Provided entries ->
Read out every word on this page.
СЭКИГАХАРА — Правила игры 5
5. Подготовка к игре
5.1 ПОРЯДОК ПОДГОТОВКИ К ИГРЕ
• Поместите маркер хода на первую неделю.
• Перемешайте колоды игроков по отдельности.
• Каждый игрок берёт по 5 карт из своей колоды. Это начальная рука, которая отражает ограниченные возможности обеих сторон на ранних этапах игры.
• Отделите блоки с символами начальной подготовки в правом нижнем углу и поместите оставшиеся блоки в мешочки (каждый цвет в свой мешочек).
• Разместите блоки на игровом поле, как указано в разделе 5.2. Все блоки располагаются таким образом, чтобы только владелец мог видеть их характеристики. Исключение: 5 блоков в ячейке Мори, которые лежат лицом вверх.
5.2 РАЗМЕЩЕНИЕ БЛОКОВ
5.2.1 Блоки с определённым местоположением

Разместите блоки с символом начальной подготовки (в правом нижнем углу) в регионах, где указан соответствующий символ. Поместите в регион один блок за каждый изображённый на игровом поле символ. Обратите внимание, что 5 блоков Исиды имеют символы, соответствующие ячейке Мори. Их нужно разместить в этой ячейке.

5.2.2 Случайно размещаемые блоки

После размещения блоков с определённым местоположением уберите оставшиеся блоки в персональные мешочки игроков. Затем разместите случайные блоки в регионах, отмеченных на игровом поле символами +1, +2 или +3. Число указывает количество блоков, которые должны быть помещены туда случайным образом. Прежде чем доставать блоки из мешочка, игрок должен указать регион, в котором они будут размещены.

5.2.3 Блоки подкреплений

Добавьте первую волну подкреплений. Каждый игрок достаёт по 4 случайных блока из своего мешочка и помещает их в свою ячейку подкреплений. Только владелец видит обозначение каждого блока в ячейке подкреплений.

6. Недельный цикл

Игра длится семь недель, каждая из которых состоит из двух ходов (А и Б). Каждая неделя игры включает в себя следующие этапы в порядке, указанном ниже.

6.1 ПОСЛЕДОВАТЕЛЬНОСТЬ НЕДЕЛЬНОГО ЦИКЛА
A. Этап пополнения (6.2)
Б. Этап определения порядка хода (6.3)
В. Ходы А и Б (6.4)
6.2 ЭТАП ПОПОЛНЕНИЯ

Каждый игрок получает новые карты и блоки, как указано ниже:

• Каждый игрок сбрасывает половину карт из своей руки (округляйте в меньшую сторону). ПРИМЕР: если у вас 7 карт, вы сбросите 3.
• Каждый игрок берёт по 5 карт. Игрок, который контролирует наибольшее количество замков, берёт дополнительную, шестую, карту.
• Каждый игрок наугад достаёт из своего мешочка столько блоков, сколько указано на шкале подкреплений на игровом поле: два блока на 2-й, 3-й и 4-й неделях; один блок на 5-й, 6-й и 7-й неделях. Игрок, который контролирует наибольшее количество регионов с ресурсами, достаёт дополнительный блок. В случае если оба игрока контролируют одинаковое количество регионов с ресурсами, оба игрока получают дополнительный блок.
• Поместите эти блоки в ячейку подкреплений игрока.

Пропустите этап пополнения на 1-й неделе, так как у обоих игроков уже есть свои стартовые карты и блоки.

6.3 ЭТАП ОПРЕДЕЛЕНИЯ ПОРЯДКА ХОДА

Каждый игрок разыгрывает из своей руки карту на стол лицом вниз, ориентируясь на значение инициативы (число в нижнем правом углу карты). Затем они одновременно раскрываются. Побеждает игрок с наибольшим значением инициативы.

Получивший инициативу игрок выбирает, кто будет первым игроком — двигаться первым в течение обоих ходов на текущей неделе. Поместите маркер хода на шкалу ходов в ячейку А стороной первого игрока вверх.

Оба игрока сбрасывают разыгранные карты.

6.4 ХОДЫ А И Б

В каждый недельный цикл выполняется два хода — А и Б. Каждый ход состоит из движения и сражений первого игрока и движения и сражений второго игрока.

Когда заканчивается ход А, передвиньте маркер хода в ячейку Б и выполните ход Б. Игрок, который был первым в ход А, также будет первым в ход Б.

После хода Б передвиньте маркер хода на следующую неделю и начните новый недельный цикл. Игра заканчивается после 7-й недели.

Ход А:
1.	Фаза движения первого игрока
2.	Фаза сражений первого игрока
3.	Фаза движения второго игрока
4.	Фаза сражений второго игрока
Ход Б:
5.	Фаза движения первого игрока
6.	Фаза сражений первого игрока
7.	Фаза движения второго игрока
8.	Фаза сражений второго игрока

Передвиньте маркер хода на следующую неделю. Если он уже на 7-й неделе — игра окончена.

The problem ->
Every line above should be printed again exactly as it stands.

Written reply ->
Read out every word on this page.
СЭКИГАХАРА — Правила игры 5
5. Подготовка к игре
5.1 ПОРЯДОК ПОДГОТОВКИ К ИГРЕ
• Поместите маркер хода на первую неделю.
• Перемешайте колоды игроков по отдельности.
• Каждый игрок берёт по 5 карт из своей колоды. Это начальная рука, которая отражает ограниченные возможности обеих сторон на ранних этапах игры.
• Отделите блоки с символами начальной подготовки в правом нижнем углу и поместите оставшиеся блоки в мешочки (каждый цвет в свой мешочек).
• Разместите блоки на игровом поле, как указано в разделе 5.2. Все блоки располагаются таким образом, чтобы только владелец мог видеть их характеристики. Исключение: 5 блоков в ячейке Мори, которые лежат лицом вверх.
5.2 РАЗМЕЩЕНИЕ БЛОКОВ
5.2.1 Блоки с определённым местоположением

Разместите блоки с символом начальной подготовки (в правом нижнем углу) в регионах, где указан соответствующий символ. Поместите в регион один блок за каждый изображённый на игровом поле символ. Обратите внимание, что 5 блоков Исиды имеют символы, соответствующие ячейке Мори. Их нужно разместить в этой ячейке.

5.2.2 Случайно размещаемые блоки

После размещения блоков с определённым местоположением уберите оставшиеся блоки в персональные мешочки игроков. Затем разместите случайные блоки в регионах, отмеченных на игровом поле символами +1, +2 или +3. Число указывает количество блоков, которые должны быть помещены туда случайным образом. Прежде чем доставать блоки из мешочка, игрок должен указать регион, в котором они будут размещены.

5.2.3 Блоки подкреплений

Добавьте первую волну подкреплений. Каждый игрок достаёт по 4 случайных блока из своего мешочка и помещает их в свою ячейку подкреплений. Только владелец видит обозначение каждого блока в ячейке подкреплений.

6. Недельный цикл

Игра длится семь недель, каждая из которых состоит из двух ходов (А и Б). Каждая неделя игры включает в себя следующие этапы в порядке, указанном ниже.

6.1 ПОСЛЕДОВАТЕЛЬНОСТЬ НЕДЕЛЬНОГО ЦИКЛА
A. Этап пополнения (6.2)
Б. Этап определения порядка хода (6.3)
В. Ходы А и Б (6.4)
6.2 ЭТАП ПОПОЛНЕНИЯ

Каждый игрок получает новые карты и блоки, как указано ниже:

• Каждый игрок сбрасывает половину карт из своей руки (округляйте в меньшую сторону). ПРИМЕР: если у вас 7 карт, вы сбросите 3.
• Каждый игрок берёт по 5 карт. Игрок, который контролирует наибольшее количество замков, берёт дополнительную, шестую, карту.
• Каждый игрок наугад достаёт из своего мешочка столько блоков, сколько указано на шкале подкреплений на игровом поле: два блока на 2-й, 3-й и 4-й неделях; один блок на 5-й, 6-й и 7-й неделях. Игрок, который контролирует наибольшее количество регионов с ресурсами, достаёт дополнительный блок. В случае если оба игрока контролируют одинаковое количество регионов с ресурсами, оба игрока получают дополнительный блок.
• Поместите эти блоки в ячейку подкреплений игрока.

Пропустите этап пополнения на 1-й неделе, так как у обоих игроков уже есть свои стартовые карты и блоки.

6.3 ЭТАП ОПРЕДЕЛЕНИЯ ПОРЯДКА ХОДА

Каждый игрок разыгрывает из своей руки карту на стол лицом вниз, ориентируясь на значение инициативы (число в нижнем правом углу карты). Затем они одновременно раскрываются. Побеждает игрок с наибольшим значением инициативы.

Получивший инициативу игрок выбирает, кто будет первым игроком — двигаться первым в течение обоих ходов на текущей неделе. Поместите маркер хода на шкалу ходов в ячейку А стороной первого игрока вверх.

Оба игрока сбрасывают разыгранные карты.

6.4 ХОДЫ А И Б

В каждый недельный цикл выполняется два хода — А и Б. Каждый ход состоит из движения и сражений первого игрока и движения и сражений второго игрока.

Когда заканчивается ход А, передвиньте маркер хода в ячейку Б и выполните ход Б. Игрок, который был первым в ход А, также будет первым в ход Б.

После хода Б передвиньте маркер хода на следующую неделю и начните новый недельный цикл. Игра заканчивается после 7-й недели.

Ход А:
1.	Фаза движения первого игрока
2.	Фаза сражений первого игрока
3.	Фаза движения второго игрока
4.	Фаза сражений второго игрока
Ход Б:
5.	Фаза движения первого игрока
6.	Фаза сражений первого игрока
7.	Фаза движения второго игрока
8.	Фаза сражений второго игрока

Передвиньте маркер хода на следующую неделю. Если он уже на 7-й неделе — игра окончена.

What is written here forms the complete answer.